» **Problem description**: For this exercise, copy out each line of the material below that includes "JSON".

(Figure record listings)

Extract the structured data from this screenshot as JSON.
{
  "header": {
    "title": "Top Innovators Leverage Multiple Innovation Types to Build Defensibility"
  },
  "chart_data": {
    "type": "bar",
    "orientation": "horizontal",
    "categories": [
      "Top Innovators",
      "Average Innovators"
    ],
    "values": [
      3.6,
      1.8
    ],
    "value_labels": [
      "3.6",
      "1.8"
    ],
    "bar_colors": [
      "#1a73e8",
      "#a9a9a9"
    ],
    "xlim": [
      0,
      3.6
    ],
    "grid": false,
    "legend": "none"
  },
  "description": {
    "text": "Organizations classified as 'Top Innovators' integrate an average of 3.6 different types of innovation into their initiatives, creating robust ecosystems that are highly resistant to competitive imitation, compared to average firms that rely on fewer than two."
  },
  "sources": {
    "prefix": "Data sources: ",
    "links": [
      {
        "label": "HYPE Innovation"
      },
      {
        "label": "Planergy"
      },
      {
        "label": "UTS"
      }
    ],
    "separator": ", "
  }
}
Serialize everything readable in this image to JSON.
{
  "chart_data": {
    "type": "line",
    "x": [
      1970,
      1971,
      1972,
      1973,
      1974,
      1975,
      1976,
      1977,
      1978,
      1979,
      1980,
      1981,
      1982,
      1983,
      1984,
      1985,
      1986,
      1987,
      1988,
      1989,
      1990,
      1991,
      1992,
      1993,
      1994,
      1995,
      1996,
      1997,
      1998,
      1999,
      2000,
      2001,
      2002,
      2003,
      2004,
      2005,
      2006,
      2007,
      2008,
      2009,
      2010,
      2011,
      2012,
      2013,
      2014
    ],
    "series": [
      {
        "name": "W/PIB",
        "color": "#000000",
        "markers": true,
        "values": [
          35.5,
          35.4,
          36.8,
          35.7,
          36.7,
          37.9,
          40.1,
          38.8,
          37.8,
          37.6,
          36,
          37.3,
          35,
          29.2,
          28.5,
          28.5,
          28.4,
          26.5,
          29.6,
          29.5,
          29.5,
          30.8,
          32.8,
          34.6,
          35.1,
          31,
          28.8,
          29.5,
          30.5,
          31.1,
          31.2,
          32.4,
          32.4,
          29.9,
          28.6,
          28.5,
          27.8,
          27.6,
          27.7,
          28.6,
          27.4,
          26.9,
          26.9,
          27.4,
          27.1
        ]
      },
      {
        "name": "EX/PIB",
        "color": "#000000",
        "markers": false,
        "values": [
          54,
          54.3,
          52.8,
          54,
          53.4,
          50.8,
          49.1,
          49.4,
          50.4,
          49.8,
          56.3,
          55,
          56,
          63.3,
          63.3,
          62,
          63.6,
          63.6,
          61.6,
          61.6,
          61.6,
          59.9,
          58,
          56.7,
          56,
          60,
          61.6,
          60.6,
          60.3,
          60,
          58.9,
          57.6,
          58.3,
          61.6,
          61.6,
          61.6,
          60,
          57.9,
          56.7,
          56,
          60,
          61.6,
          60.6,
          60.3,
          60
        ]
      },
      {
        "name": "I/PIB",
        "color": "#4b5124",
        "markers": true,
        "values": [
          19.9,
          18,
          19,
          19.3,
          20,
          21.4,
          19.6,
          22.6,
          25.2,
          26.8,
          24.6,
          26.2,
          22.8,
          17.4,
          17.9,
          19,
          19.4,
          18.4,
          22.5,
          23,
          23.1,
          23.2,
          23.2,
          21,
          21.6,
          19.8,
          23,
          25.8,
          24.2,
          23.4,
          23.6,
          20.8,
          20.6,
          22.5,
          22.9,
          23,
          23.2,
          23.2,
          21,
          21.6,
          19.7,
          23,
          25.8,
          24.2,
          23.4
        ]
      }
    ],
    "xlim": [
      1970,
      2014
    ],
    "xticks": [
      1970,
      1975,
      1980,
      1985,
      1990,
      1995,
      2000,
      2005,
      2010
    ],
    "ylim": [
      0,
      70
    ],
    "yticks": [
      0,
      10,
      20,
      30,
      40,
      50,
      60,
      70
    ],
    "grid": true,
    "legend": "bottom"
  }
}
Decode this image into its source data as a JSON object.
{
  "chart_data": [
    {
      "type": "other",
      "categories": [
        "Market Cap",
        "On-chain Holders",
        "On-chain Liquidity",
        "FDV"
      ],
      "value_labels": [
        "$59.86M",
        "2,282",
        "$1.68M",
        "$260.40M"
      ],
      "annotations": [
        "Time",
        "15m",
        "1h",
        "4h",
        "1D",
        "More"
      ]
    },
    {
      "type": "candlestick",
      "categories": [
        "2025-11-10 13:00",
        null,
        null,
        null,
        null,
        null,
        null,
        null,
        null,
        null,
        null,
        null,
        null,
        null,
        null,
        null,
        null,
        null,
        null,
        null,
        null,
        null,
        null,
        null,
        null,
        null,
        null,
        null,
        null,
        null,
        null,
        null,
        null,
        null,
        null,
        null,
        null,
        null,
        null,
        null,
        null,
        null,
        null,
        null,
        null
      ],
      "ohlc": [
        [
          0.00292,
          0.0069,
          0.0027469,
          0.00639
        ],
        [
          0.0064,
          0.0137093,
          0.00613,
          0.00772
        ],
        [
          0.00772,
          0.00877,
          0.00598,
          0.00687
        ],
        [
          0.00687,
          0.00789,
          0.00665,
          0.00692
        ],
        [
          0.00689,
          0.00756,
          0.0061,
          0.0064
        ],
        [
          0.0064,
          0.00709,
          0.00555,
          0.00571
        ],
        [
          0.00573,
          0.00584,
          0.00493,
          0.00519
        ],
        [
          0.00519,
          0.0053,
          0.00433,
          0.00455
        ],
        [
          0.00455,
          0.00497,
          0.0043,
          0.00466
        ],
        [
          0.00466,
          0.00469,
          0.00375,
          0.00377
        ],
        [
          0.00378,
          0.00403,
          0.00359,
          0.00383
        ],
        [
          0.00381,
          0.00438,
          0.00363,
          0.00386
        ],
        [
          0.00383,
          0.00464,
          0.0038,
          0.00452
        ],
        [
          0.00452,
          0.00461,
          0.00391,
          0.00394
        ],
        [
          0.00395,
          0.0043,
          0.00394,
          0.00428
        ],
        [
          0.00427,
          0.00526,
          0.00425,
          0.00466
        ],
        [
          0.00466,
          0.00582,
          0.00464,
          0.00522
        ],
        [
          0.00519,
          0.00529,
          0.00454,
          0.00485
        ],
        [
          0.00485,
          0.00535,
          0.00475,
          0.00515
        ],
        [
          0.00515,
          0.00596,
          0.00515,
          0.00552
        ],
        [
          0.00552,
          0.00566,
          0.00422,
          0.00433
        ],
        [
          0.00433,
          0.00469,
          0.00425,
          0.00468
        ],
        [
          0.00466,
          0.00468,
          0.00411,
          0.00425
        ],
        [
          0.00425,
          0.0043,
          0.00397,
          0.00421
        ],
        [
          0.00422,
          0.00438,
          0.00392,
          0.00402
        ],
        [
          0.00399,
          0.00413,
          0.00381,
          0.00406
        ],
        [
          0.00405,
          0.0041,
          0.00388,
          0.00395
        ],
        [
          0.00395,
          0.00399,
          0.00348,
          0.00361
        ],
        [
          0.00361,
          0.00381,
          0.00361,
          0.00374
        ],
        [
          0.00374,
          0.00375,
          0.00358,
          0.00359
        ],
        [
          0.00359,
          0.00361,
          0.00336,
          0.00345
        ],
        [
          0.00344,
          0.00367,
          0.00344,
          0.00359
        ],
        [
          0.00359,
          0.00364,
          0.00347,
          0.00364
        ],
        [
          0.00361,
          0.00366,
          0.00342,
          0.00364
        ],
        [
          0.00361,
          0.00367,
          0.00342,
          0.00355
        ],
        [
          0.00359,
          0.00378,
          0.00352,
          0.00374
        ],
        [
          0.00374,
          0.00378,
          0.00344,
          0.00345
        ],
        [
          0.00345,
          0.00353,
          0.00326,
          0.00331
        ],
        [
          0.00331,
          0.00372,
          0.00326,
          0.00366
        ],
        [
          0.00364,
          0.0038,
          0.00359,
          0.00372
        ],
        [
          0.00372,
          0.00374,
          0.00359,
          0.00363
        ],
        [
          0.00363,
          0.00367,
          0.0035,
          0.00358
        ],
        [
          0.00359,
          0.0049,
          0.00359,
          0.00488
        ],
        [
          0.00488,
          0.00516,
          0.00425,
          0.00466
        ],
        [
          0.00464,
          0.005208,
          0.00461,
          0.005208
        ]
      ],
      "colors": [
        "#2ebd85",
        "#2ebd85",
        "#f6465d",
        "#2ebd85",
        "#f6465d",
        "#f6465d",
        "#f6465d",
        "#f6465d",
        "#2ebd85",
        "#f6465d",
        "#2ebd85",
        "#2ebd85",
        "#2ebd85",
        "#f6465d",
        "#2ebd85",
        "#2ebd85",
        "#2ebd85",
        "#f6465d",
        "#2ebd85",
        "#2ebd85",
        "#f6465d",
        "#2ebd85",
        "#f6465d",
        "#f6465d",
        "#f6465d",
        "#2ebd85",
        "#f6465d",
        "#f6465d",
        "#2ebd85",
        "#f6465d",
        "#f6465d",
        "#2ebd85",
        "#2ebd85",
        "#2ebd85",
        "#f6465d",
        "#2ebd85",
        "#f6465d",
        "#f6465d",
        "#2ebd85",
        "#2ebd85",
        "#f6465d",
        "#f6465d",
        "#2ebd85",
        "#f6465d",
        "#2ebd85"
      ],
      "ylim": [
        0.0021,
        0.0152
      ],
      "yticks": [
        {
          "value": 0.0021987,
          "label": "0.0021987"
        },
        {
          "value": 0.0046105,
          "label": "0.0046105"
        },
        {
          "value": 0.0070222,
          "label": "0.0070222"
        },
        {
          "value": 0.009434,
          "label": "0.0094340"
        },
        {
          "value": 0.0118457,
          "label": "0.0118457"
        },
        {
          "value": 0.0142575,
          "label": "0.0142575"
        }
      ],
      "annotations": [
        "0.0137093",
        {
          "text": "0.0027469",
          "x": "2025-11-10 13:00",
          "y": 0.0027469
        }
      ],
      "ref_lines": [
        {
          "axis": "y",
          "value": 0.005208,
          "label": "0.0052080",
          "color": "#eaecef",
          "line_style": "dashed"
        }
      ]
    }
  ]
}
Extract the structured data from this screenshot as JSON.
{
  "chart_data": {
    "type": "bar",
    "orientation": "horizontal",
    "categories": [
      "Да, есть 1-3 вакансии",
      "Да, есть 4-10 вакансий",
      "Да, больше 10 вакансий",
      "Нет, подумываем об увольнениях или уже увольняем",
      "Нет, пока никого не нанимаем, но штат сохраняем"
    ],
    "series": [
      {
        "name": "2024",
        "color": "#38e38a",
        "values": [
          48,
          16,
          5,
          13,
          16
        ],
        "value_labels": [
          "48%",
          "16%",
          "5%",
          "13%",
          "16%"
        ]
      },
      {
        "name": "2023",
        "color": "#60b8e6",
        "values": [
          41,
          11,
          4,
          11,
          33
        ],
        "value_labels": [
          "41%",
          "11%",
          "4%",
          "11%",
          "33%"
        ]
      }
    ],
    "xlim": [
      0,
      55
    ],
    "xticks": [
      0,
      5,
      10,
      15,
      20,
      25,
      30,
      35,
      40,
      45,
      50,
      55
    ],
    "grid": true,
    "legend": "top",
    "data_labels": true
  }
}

» **Complete output**:
Extract the structured data from this screenshot as JSON.
Serialize everything readable in this image to JSON.
Decode this image into its source data as a JSON object.
Extract the structured data from this screenshot as JSON.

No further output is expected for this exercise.